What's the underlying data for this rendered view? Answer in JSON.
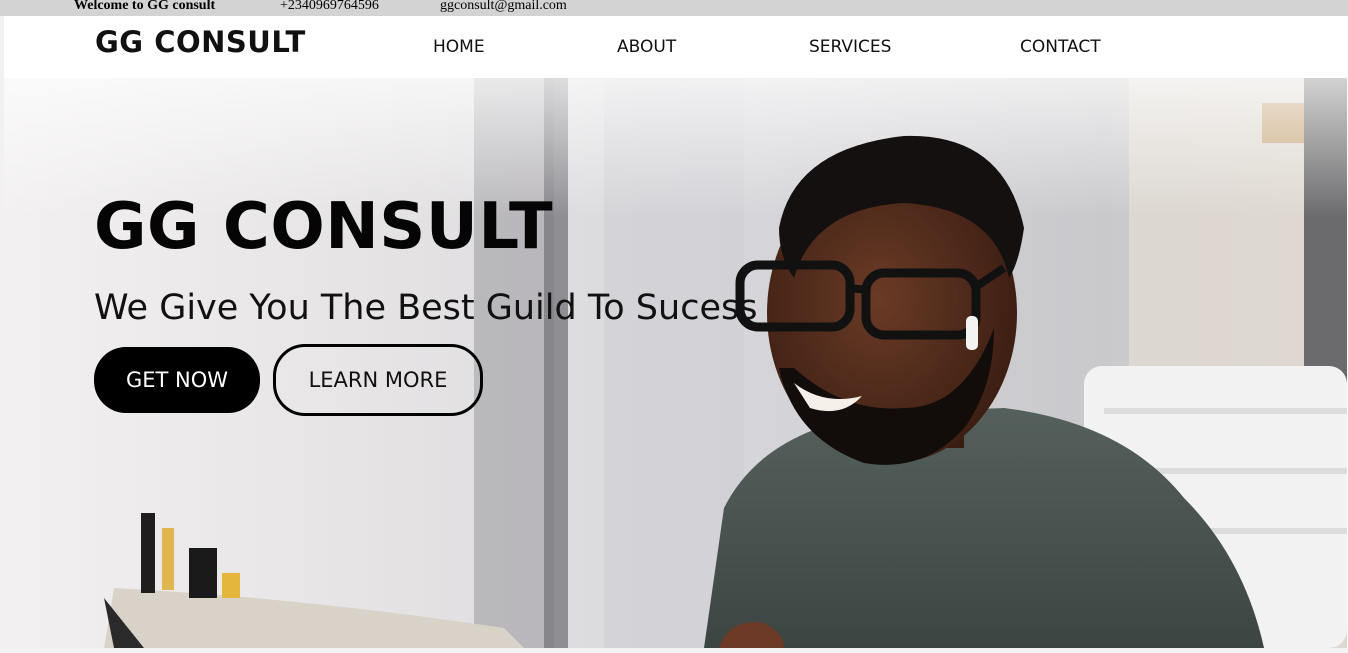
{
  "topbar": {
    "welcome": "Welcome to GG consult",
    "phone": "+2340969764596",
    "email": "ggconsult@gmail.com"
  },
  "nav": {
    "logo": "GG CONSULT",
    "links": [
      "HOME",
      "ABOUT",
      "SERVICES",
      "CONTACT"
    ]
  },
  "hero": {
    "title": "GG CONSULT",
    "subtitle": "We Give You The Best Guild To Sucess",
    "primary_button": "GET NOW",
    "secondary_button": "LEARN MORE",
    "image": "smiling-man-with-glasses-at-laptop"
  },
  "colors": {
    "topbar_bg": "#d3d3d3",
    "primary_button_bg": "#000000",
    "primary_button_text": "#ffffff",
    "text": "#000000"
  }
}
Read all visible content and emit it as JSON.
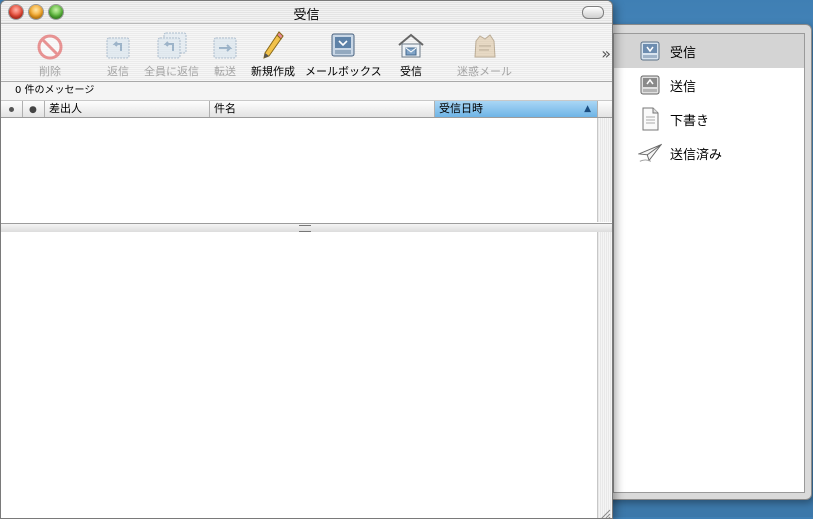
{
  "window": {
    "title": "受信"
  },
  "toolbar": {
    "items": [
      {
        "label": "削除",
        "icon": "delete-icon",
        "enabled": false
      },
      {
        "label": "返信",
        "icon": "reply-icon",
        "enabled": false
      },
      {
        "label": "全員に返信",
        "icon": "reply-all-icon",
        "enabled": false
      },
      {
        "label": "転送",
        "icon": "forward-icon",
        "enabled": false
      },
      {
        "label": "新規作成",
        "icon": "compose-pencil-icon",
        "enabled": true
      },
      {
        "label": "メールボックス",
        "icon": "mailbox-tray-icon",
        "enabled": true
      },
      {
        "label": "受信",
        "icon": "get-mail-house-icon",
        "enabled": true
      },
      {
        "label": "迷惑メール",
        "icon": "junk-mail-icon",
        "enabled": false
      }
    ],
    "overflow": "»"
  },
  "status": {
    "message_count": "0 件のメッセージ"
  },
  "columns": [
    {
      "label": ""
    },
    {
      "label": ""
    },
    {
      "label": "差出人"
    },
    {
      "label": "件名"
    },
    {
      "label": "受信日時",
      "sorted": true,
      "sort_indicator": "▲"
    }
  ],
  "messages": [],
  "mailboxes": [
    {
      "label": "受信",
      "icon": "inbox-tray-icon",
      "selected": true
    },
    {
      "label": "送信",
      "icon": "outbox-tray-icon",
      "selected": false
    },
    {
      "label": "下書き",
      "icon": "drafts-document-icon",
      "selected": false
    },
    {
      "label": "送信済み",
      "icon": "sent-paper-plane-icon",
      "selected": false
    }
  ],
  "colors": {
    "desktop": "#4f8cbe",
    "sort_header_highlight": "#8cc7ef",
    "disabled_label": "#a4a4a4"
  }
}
--
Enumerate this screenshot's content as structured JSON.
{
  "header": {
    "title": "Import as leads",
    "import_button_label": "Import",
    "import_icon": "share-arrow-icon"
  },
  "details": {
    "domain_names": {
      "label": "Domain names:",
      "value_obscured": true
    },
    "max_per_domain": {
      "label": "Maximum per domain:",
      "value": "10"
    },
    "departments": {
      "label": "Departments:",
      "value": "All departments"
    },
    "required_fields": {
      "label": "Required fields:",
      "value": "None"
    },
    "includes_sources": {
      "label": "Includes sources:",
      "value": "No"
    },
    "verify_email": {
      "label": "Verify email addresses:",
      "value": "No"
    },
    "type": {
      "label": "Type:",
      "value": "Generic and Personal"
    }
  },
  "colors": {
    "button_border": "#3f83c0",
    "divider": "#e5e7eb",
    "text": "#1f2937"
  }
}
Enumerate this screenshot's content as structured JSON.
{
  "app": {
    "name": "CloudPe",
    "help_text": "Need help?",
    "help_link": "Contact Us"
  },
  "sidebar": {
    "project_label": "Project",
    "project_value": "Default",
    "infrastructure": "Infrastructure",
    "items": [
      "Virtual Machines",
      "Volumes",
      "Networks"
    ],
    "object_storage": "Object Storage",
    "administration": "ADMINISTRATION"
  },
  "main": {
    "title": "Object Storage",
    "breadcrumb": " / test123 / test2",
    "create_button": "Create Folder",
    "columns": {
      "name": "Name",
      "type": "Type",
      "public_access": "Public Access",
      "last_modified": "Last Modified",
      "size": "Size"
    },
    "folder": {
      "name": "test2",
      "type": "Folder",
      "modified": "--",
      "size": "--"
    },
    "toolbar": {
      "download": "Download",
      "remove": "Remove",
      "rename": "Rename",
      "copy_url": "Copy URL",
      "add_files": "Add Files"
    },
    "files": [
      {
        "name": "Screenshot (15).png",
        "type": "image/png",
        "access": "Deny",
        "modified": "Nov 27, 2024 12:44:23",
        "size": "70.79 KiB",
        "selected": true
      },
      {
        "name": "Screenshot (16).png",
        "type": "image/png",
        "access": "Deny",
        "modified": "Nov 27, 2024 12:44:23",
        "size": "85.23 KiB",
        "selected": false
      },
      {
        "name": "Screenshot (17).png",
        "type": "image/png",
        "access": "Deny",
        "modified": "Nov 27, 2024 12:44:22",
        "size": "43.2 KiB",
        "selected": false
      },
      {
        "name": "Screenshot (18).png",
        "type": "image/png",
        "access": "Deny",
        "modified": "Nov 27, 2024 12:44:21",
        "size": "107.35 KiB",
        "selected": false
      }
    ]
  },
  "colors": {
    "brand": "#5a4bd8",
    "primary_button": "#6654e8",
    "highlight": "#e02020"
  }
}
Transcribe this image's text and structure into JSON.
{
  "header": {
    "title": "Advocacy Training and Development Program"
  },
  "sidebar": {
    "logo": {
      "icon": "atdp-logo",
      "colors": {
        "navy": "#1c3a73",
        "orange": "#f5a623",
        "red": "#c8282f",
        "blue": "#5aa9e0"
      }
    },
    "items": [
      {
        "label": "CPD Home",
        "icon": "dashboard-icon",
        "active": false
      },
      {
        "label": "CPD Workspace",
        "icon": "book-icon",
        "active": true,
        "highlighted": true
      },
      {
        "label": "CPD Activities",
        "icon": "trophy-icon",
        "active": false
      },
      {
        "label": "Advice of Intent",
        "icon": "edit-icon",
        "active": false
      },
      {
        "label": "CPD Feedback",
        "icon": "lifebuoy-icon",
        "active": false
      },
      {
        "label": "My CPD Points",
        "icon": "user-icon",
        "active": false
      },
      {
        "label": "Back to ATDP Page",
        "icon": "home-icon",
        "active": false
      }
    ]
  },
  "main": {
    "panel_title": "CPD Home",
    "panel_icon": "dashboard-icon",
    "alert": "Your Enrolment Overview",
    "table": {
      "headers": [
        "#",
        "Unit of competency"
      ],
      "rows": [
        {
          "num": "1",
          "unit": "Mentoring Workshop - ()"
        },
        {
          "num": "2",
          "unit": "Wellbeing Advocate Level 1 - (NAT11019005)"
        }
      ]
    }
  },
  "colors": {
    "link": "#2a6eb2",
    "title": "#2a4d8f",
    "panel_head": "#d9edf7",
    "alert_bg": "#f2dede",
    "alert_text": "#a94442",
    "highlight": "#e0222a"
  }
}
* * *
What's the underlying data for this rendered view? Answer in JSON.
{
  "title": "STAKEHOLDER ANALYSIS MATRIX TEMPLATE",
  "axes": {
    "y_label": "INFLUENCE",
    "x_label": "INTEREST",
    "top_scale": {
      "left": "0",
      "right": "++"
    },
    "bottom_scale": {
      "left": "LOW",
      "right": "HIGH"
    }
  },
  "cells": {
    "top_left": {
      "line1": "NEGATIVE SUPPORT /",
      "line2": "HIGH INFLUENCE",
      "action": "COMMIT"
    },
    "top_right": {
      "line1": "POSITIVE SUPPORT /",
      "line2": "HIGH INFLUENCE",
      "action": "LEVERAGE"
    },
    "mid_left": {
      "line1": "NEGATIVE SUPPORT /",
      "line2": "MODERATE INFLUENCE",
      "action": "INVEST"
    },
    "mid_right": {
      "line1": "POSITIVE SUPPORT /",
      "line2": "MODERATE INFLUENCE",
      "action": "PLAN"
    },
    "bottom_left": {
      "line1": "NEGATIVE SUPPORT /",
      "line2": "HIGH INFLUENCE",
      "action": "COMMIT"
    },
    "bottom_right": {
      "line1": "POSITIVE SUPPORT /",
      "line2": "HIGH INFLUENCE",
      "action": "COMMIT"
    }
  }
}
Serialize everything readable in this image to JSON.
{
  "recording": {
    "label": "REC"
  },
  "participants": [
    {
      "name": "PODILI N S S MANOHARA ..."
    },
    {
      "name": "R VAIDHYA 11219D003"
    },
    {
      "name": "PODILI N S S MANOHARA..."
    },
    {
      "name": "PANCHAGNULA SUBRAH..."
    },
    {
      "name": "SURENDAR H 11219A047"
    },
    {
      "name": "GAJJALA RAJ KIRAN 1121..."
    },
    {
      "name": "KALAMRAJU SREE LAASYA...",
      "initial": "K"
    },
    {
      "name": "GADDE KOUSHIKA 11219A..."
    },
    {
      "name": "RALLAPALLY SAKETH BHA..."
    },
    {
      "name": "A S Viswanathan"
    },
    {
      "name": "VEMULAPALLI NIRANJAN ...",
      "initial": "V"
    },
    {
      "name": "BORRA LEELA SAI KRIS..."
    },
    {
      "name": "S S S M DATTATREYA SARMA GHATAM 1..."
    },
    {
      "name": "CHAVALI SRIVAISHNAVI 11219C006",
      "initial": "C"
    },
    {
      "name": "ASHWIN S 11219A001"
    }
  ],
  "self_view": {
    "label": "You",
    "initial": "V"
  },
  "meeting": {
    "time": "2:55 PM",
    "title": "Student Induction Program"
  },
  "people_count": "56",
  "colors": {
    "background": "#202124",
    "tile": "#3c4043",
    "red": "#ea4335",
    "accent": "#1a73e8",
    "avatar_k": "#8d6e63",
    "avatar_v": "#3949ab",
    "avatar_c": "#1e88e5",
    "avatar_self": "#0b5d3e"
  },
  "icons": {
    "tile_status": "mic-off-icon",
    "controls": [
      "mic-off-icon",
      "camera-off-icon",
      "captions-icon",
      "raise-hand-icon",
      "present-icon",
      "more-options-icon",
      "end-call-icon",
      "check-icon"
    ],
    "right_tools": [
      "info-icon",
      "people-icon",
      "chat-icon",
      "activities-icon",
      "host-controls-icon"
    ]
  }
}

### DO THIS:
Check each line of the records for the word "Object", and show the lines that contain it.

### RESULT OF THIS EXERCISE:
    "object_storage": "Object Storage",
    "title": "Object Storage",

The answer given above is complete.